%%

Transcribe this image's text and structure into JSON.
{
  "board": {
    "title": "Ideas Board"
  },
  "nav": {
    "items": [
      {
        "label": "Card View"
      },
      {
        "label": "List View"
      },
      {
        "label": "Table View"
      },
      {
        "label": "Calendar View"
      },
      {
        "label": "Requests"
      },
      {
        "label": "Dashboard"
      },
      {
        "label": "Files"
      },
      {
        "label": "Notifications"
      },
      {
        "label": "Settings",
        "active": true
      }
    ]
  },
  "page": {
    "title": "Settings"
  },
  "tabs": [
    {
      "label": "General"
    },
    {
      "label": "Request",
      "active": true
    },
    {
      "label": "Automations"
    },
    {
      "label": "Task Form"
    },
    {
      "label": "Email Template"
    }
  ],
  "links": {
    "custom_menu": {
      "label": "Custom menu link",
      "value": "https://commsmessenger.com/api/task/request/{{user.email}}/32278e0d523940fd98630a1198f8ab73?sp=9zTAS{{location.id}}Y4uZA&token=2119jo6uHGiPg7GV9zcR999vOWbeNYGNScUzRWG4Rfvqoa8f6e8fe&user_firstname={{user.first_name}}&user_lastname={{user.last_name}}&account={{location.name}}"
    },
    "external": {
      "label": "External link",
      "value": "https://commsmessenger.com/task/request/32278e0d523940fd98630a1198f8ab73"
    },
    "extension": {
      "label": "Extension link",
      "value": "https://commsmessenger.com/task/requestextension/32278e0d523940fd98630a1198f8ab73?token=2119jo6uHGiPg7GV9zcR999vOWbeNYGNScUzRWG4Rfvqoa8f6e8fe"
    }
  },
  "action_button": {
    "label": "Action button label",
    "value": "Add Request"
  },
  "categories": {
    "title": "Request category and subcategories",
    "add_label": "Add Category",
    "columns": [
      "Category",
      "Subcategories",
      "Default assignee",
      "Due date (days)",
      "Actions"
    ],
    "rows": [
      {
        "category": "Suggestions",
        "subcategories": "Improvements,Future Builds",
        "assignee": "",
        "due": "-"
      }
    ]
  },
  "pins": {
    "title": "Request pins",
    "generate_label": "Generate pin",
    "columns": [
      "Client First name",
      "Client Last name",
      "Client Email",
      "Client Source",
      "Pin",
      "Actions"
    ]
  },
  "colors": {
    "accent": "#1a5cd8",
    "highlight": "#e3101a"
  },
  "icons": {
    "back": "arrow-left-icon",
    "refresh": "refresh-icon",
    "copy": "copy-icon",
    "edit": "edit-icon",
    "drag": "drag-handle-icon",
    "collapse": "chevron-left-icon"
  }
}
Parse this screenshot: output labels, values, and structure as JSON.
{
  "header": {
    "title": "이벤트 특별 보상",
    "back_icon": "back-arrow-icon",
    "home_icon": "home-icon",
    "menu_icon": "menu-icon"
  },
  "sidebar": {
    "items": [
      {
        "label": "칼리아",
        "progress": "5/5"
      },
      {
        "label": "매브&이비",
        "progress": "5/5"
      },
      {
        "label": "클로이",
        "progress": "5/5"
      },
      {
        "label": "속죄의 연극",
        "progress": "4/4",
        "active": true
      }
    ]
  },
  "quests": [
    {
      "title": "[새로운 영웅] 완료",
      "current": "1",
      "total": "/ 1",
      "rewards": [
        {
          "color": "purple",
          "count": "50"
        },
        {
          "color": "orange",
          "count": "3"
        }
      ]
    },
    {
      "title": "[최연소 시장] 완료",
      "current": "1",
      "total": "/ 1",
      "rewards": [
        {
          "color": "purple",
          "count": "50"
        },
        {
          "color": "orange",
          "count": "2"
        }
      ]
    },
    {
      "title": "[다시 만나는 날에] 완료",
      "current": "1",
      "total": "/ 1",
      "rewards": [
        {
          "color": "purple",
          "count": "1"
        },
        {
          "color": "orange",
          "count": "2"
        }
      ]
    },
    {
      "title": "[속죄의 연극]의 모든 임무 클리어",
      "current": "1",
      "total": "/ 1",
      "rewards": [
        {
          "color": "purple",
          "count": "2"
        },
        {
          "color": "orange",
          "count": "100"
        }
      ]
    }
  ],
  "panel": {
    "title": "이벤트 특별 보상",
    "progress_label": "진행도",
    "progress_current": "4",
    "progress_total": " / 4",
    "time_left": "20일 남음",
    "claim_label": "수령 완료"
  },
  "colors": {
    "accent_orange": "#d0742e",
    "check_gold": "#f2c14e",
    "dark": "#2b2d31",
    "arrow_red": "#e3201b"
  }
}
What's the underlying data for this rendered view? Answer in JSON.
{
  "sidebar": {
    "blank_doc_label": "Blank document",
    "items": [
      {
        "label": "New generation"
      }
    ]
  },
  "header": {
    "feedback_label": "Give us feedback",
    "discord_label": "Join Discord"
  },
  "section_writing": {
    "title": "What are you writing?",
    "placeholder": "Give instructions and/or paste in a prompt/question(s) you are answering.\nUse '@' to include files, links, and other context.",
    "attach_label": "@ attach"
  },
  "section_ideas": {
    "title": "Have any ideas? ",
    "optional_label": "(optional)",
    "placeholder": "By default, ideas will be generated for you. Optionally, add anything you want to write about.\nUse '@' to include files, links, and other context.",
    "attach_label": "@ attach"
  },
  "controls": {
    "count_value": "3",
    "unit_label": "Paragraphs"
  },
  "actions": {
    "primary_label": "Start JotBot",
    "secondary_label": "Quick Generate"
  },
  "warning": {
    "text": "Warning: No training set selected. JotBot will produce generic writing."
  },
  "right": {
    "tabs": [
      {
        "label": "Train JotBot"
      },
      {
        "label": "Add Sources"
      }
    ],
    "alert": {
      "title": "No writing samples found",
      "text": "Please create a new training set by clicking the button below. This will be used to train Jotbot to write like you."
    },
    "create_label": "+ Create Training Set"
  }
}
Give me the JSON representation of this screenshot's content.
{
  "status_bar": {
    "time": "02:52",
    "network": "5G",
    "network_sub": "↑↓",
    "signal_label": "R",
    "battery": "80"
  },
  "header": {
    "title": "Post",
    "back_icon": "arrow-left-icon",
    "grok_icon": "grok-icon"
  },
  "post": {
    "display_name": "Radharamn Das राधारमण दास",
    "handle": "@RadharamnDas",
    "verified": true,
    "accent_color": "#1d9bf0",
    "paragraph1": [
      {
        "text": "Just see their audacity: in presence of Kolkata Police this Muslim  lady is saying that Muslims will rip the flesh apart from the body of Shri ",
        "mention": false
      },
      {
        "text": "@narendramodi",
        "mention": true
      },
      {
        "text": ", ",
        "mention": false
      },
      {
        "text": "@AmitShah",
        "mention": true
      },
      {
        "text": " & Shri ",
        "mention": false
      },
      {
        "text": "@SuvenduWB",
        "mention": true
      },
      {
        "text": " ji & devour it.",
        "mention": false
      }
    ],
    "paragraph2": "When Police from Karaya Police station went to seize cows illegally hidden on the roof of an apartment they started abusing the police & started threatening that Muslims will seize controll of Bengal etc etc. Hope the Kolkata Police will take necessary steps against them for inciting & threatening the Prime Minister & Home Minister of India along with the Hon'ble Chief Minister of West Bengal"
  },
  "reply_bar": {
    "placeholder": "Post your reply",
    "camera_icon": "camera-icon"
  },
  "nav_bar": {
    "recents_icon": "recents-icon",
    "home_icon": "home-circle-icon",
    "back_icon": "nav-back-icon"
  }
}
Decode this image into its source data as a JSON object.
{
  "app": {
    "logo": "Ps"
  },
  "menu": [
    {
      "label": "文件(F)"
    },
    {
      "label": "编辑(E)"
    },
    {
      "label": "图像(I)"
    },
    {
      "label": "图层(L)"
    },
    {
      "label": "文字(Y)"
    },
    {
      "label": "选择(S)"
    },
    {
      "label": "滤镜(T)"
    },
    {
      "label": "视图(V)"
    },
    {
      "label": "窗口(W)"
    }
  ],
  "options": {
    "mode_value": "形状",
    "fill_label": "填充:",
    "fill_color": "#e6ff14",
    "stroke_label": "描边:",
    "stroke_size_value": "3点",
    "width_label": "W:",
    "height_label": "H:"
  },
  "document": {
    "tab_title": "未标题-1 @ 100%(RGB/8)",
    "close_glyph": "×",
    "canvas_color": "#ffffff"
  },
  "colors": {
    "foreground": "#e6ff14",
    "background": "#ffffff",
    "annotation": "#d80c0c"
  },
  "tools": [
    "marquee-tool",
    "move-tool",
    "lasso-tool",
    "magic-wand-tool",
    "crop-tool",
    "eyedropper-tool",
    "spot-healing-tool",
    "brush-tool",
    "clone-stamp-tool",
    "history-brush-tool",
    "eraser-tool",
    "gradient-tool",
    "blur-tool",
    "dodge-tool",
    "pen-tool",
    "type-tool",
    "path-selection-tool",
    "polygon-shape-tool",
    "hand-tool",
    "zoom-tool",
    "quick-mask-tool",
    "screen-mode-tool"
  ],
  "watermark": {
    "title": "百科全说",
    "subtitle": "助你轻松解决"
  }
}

%%

How many of the lines above include the word "document"? Respond with the number alone.

* **Complete response**: 2